TASK STATEMENT: Pull out every line below containing the word "Zaragoza".

DATA ROWS:
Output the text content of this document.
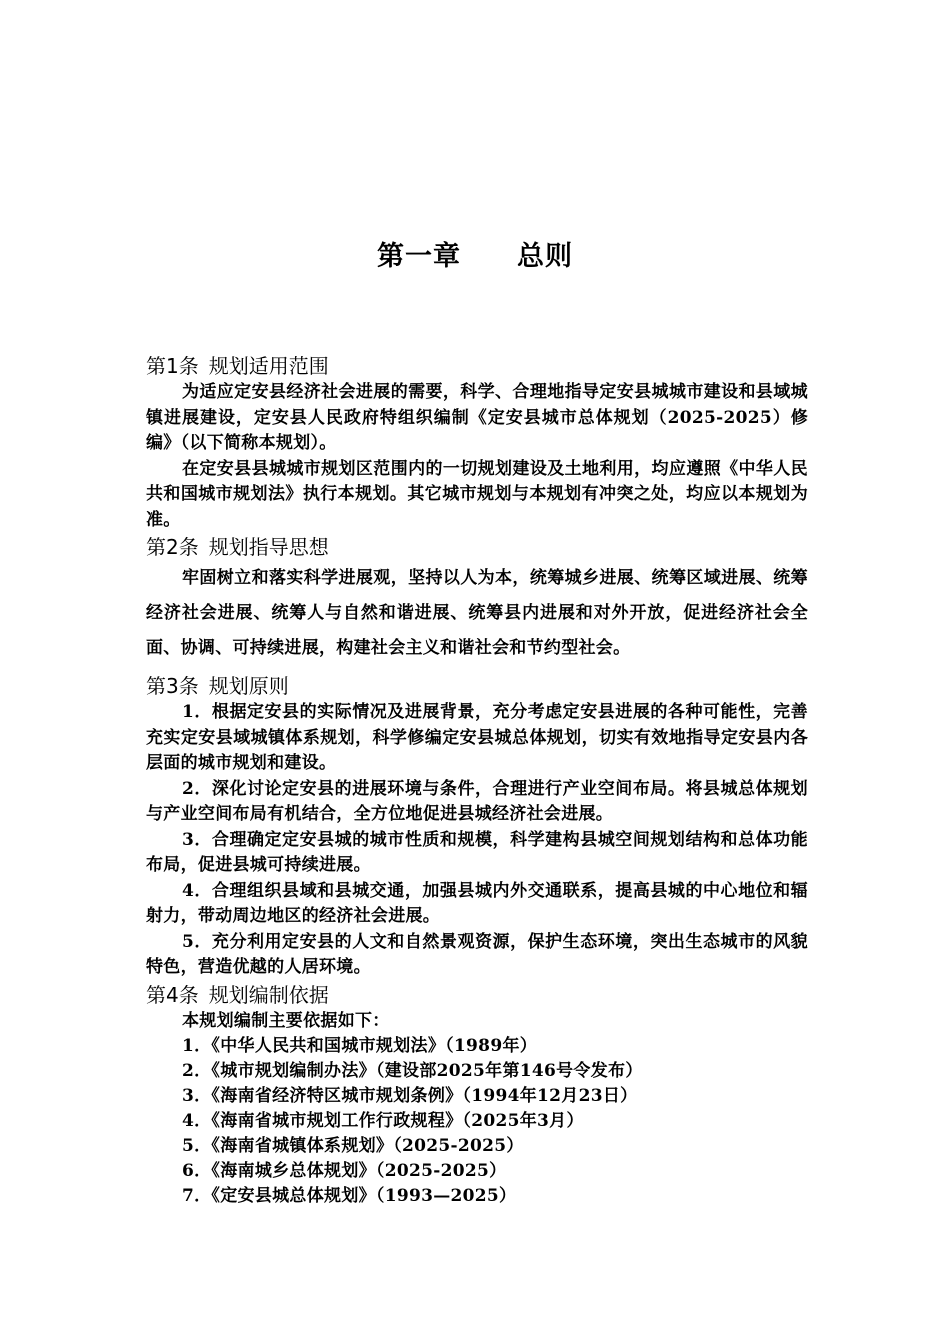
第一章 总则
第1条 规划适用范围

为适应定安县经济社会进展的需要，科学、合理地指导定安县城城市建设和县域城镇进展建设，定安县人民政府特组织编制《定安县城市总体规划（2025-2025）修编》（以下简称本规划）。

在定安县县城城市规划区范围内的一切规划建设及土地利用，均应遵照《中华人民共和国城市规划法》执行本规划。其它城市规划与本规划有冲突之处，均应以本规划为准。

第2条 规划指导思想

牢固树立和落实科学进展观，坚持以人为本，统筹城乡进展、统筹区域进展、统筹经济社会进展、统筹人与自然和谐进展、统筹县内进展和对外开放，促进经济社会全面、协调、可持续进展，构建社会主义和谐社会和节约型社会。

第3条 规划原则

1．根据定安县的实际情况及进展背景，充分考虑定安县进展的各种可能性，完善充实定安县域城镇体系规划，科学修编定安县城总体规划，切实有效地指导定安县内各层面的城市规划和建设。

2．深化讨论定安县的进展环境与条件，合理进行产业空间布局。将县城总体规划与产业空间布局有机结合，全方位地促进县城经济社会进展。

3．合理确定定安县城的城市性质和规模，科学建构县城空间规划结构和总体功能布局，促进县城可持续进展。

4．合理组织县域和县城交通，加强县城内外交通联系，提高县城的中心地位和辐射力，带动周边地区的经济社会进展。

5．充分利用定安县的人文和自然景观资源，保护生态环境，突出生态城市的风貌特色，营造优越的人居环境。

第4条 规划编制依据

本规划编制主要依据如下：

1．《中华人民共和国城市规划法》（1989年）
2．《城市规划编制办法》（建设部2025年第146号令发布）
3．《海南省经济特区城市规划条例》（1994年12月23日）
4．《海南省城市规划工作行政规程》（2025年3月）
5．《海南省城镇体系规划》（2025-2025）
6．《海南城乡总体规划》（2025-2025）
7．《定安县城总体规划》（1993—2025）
---
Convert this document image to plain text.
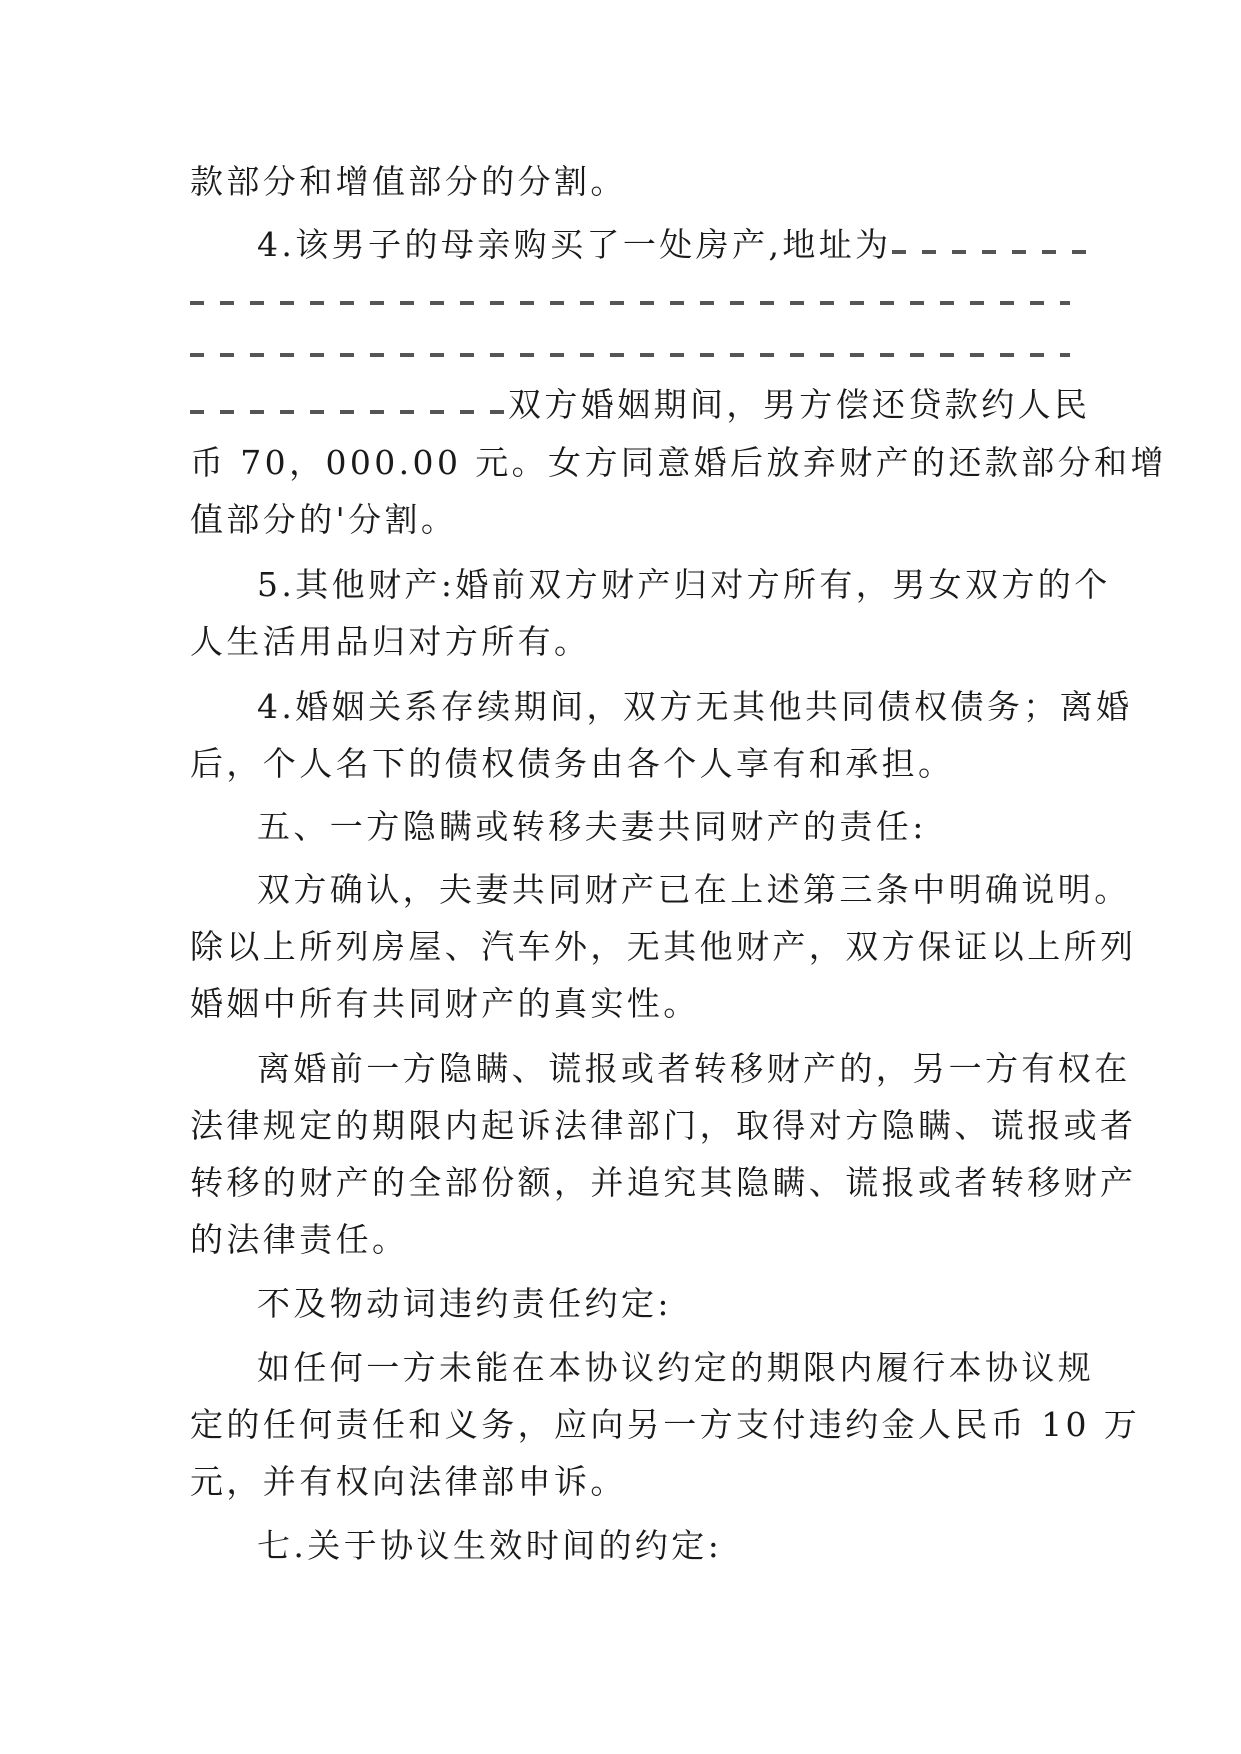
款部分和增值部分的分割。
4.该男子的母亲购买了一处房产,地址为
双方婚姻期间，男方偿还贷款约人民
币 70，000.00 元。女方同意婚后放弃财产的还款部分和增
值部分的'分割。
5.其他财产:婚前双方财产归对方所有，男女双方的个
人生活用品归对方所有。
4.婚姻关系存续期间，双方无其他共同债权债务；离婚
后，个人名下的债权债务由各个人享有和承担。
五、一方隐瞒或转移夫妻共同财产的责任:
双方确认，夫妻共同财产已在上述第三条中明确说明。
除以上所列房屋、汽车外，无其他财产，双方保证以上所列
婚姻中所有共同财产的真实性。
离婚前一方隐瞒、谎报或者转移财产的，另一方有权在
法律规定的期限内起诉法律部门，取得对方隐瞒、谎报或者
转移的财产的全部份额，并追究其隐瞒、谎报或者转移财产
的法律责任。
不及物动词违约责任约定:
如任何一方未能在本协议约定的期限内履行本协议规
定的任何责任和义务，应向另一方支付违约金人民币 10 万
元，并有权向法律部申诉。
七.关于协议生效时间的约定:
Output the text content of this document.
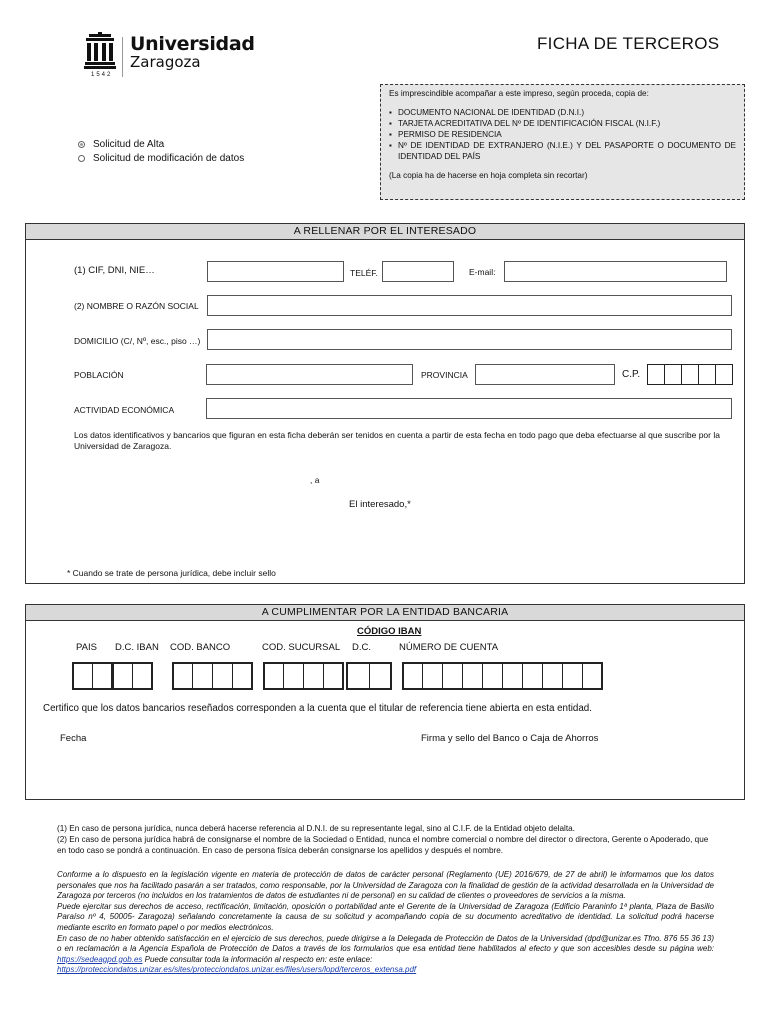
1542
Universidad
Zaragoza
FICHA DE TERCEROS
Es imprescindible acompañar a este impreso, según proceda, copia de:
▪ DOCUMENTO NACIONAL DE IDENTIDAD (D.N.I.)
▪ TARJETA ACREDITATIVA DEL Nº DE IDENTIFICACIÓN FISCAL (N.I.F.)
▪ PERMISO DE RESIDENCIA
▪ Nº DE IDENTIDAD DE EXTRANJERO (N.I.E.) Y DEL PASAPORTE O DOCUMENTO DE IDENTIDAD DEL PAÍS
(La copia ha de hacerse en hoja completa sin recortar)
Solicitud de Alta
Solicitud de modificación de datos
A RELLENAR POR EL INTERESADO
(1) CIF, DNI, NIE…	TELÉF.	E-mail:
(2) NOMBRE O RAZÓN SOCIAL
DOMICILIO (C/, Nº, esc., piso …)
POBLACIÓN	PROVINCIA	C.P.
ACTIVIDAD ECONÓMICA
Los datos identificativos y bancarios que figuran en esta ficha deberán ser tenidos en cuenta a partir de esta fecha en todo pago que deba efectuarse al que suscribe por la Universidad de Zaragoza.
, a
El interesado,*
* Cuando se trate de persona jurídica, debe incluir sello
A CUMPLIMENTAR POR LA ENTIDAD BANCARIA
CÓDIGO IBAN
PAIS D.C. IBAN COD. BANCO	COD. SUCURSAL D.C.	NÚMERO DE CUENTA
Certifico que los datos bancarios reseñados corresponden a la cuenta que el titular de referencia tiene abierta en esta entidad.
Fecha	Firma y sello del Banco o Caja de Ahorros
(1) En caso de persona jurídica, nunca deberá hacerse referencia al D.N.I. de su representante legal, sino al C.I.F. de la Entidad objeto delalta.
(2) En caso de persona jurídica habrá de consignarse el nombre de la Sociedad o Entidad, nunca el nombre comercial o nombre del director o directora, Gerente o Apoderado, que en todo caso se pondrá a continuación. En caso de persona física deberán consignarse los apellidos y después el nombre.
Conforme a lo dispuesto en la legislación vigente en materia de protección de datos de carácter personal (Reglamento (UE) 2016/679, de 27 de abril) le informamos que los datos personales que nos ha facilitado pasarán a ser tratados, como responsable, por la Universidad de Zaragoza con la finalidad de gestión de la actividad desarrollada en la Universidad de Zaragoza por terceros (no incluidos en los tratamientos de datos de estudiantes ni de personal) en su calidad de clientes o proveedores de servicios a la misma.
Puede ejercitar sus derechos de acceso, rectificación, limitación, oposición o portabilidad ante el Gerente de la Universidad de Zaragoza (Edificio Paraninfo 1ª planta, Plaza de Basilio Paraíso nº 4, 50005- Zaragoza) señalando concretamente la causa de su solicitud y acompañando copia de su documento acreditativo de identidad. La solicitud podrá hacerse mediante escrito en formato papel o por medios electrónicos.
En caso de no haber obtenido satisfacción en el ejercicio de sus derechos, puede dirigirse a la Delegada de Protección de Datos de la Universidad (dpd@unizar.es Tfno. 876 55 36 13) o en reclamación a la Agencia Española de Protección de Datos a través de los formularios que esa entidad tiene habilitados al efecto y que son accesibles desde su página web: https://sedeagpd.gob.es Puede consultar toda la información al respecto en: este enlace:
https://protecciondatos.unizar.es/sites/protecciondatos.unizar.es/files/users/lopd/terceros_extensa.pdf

FINISHED EXERCISE:
Zaragoza
Los datos identificativos y bancarios que figuran en esta ficha deberán ser tenidos en cuenta a partir de esta fecha en todo pago que deba efectuarse al que suscribe por la Universidad de Zaragoza.
Conforme a lo dispuesto en la legislación vigente en materia de protección de datos de carácter personal (Reglamento (UE) 2016/679, de 27 de abril) le informamos que los datos personales que nos ha facilitado pasarán a ser tratados, como responsable, por la Universidad de Zaragoza con la finalidad de gestión de la actividad desarrollada en la Universidad de Zaragoza por terceros (no incluidos en los tratamientos de datos de estudiantes ni de personal) en su calidad de clientes o proveedores de servicios a la misma.
Puede ejercitar sus derechos de acceso, rectificación, limitación, oposición o portabilidad ante el Gerente de la Universidad de Zaragoza (Edificio Paraninfo 1ª planta, Plaza de Basilio Paraíso nº 4, 50005- Zaragoza) señalando concretamente la causa de su solicitud y acompañando copia de su documento acreditativo de identidad. La solicitud podrá hacerse mediante escrito en formato papel o por medios electrónicos.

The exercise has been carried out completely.